**Your objective**
Reproduce the data exactly and drop any pictures it holds.

**Records for the exercise**
+-------+

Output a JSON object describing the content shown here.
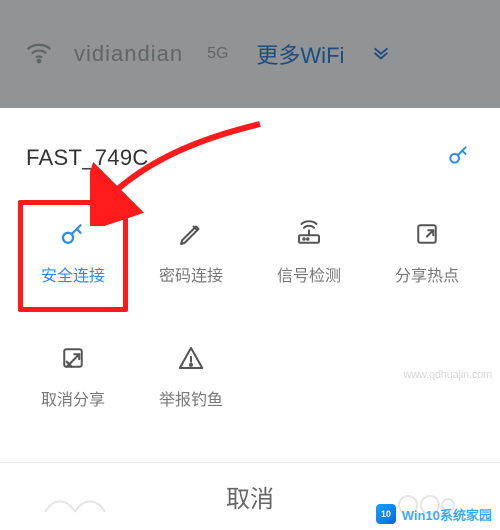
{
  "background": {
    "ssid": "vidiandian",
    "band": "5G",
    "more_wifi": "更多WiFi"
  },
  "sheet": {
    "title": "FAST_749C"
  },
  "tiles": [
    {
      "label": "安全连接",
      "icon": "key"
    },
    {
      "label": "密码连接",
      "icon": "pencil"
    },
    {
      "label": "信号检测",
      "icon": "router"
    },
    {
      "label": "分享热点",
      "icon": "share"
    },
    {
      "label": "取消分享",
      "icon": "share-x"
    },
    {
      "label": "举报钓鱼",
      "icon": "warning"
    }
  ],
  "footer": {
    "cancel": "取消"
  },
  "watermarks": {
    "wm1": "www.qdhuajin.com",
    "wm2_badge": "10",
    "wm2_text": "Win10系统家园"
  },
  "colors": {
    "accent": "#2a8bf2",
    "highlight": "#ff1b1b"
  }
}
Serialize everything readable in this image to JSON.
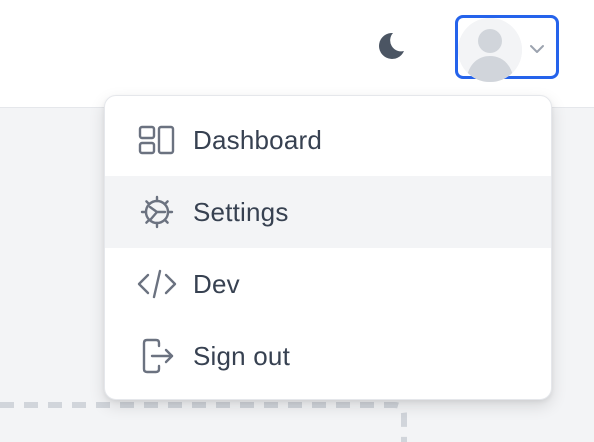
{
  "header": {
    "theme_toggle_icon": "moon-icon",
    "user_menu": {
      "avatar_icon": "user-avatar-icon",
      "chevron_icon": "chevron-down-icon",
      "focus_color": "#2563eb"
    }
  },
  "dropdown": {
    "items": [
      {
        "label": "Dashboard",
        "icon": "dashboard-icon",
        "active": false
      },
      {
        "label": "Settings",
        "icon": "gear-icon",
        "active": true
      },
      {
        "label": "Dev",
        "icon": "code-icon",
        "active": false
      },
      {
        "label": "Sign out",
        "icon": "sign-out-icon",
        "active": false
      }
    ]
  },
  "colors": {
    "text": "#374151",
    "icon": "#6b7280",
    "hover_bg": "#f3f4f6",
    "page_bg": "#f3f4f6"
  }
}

+-------+

**Answer to the problem**
Output a JSON object describing the content shown here.
{
  "background": {
    "ssid": "vidiandian",
    "band": "5G",
    "more_wifi": "更多WiFi"
  },
  "sheet": {
    "title": "FAST_749C"
  },
  "tiles": [
    {
      "label": "安全连接",
      "icon": "key"
    },
    {
      "label": "密码连接",
      "icon": "pencil"
    },
    {
      "label": "信号检测",
      "icon": "router"
    },
    {
      "label": "分享热点",
      "icon": "share"
    },
    {
      "label": "取消分享",
      "icon": "share-x"
    },
    {
      "label": "举报钓鱼",
      "icon": "warning"
    }
  ],
  "footer": {
    "cancel": "取消"
  },
  "watermarks": {
    "wm1": "www.qdhuajin.com",
    "wm2_badge": "10",
    "wm2_text": "Win10系统家园"
  },
  "colors": {
    "accent": "#2a8bf2",
    "highlight": "#ff1b1b"
  }
}
Serialize everything readable in this image to JSON.
{
  "header": {
    "theme_toggle_icon": "moon-icon",
    "user_menu": {
      "avatar_icon": "user-avatar-icon",
      "chevron_icon": "chevron-down-icon",
      "focus_color": "#2563eb"
    }
  },
  "dropdown": {
    "items": [
      {
        "label": "Dashboard",
        "icon": "dashboard-icon",
        "active": false
      },
      {
        "label": "Settings",
        "icon": "gear-icon",
        "active": true
      },
      {
        "label": "Dev",
        "icon": "code-icon",
        "active": false
      },
      {
        "label": "Sign out",
        "icon": "sign-out-icon",
        "active": false
      }
    ]
  },
  "colors": {
    "text": "#374151",
    "icon": "#6b7280",
    "hover_bg": "#f3f4f6",
    "page_bg": "#f3f4f6"
  }
}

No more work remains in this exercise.